>>>

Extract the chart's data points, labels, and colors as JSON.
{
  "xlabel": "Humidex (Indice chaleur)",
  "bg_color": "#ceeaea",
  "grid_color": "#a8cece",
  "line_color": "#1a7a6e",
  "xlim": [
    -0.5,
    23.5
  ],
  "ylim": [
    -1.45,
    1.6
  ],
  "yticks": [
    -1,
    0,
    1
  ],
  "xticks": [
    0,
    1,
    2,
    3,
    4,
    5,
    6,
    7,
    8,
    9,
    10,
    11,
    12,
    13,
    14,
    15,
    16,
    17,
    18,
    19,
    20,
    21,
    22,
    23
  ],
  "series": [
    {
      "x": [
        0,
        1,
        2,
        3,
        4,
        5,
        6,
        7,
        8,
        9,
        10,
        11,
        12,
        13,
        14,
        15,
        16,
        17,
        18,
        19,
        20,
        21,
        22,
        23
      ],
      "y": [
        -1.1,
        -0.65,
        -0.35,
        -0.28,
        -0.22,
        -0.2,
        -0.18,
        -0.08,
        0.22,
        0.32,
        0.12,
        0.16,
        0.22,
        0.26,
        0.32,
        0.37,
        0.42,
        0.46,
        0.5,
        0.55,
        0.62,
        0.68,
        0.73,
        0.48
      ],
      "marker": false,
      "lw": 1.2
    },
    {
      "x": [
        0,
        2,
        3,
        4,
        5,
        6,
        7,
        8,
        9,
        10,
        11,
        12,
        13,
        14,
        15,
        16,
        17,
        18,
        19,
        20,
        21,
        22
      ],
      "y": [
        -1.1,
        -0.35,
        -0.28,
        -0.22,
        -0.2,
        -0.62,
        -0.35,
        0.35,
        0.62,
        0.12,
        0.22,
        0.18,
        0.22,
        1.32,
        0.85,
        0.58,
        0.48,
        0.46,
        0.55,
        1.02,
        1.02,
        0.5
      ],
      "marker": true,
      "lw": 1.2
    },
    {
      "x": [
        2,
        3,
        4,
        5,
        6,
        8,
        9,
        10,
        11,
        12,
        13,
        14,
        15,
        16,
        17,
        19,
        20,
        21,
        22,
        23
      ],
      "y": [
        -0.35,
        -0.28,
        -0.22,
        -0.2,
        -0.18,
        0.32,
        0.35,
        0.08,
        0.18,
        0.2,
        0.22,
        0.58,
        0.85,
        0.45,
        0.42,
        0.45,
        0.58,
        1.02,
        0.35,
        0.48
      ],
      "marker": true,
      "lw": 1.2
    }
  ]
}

<<<

** REQUEST **
Extract the whole listing, character for character.

** RESPONSE **
Extract the chart's data points, labels, and colors as JSON.
{
  "xlabel": "Humidex (Indice chaleur)",
  "bg_color": "#ceeaea",
  "grid_color": "#a8cece",
  "line_color": "#1a7a6e",
  "xlim": [
    -0.5,
    23.5
  ],
  "ylim": [
    -1.45,
    1.6
  ],
  "yticks": [
    -1,
    0,
    1
  ],
  "xticks": [
    0,
    1,
    2,
    3,
    4,
    5,
    6,
    7,
    8,
    9,
    10,
    11,
    12,
    13,
    14,
    15,
    16,
    17,
    18,
    19,
    20,
    21,
    22,
    23
  ],
  "series": [
    {
      "x": [
        0,
        1,
        2,
        3,
        4,
        5,
        6,
        7,
        8,
        9,
        10,
        11,
        12,
        13,
        14,
        15,
        16,
        17,
        18,
        19,
        20,
        21,
        22,
        23
      ],
      "y": [
        -1.1,
        -0.65,
        -0.35,
        -0.28,
        -0.22,
        -0.2,
        -0.18,
        -0.08,
        0.22,
        0.32,
        0.12,
        0.16,
        0.22,
        0.26,
        0.32,
        0.37,
        0.42,
        0.46,
        0.5,
        0.55,
        0.62,
        0.68,
        0.73,
        0.48
      ],
      "marker": false,
      "lw": 1.2
    },
    {
      "x": [
        0,
        2,
        3,
        4,
        5,
        6,
        7,
        8,
        9,
        10,
        11,
        12,
        13,
        14,
        15,
        16,
        17,
        18,
        19,
        20,
        21,
        22
      ],
      "y": [
        -1.1,
        -0.35,
        -0.28,
        -0.22,
        -0.2,
        -0.62,
        -0.35,
        0.35,
        0.62,
        0.12,
        0.22,
        0.18,
        0.22,
        1.32,
        0.85,
        0.58,
        0.48,
        0.46,
        0.55,
        1.02,
        1.02,
        0.5
      ],
      "marker": true,
      "lw": 1.2
    },
    {
      "x": [
        2,
        3,
        4,
        5,
        6,
        8,
        9,
        10,
        11,
        12,
        13,
        14,
        15,
        16,
        17,
        19,
        20,
        21,
        22,
        23
      ],
      "y": [
        -0.35,
        -0.28,
        -0.22,
        -0.2,
        -0.18,
        0.32,
        0.35,
        0.08,
        0.18,
        0.2,
        0.22,
        0.58,
        0.85,
        0.45,
        0.42,
        0.45,
        0.58,
        1.02,
        0.35,
        0.48
      ],
      "marker": true,
      "lw": 1.2
    }
  ]
}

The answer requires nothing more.